Do this
Make an exact copy of the data below, leaving out every picture.

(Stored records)
:::::

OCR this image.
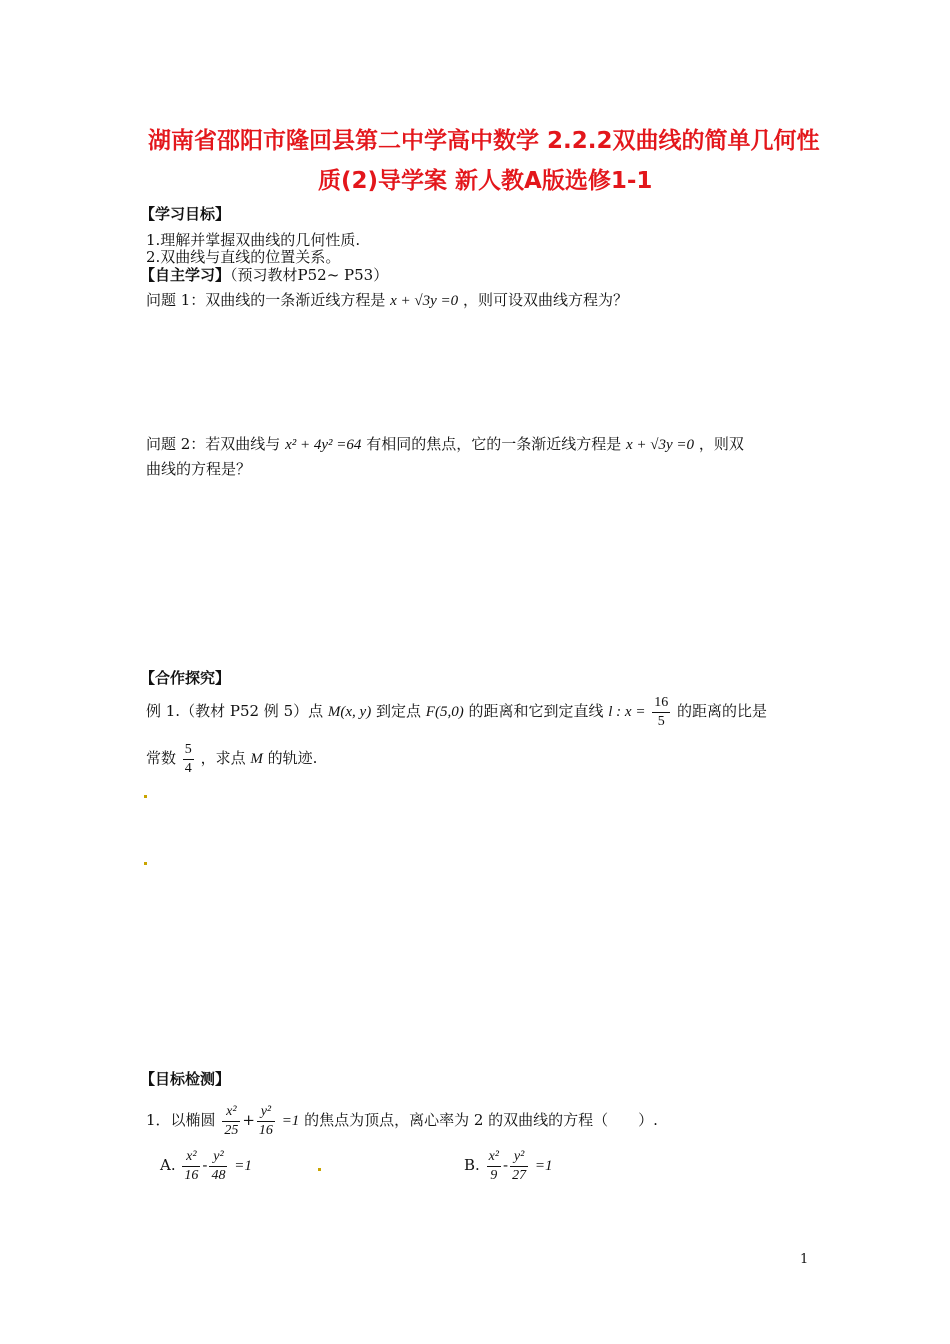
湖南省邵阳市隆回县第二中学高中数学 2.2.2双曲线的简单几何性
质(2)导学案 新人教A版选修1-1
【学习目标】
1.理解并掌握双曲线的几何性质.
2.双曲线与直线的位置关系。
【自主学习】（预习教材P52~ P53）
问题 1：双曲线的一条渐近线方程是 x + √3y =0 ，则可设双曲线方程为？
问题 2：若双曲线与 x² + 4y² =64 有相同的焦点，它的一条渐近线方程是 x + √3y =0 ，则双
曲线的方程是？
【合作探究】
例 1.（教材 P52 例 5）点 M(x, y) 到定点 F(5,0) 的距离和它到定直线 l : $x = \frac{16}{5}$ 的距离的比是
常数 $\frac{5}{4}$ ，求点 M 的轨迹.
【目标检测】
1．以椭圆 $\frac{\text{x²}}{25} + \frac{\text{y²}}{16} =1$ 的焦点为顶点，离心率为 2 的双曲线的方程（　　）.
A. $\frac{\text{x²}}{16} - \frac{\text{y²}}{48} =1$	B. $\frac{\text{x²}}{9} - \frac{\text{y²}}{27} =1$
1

:::::

Exercise response
OCR this image.
湖南省邵阳市隆回县第二中学高中数学 2.2.2双曲线的简单几何性
质(2)导学案 新人教A版选修1-1
【学习目标】
1.理解并掌握双曲线的几何性质.
2.双曲线与直线的位置关系。
【自主学习】（预习教材P52~ P53）
问题 1：双曲线的一条渐近线方程是 x + √3y =0 ，则可设双曲线方程为？
问题 2：若双曲线与 x² + 4y² =64 有相同的焦点，它的一条渐近线方程是 x + √3y =0 ，则双
曲线的方程是？
【合作探究】
例 1.（教材 P52 例 5）点 M(x, y) 到定点 F(5,0) 的距离和它到定直线 l : $x = \frac{16}{5}$ 的距离的比是
常数 $\frac{5}{4}$ ，求点 M 的轨迹.
【目标检测】
1．以椭圆 $\frac{\text{x²}}{25} + \frac{\text{y²}}{16} =1$ 的焦点为顶点，离心率为 2 的双曲线的方程（　　）.
A. $\frac{\text{x²}}{16} - \frac{\text{y²}}{48} =1$	B. $\frac{\text{x²}}{9} - \frac{\text{y²}}{27} =1$
1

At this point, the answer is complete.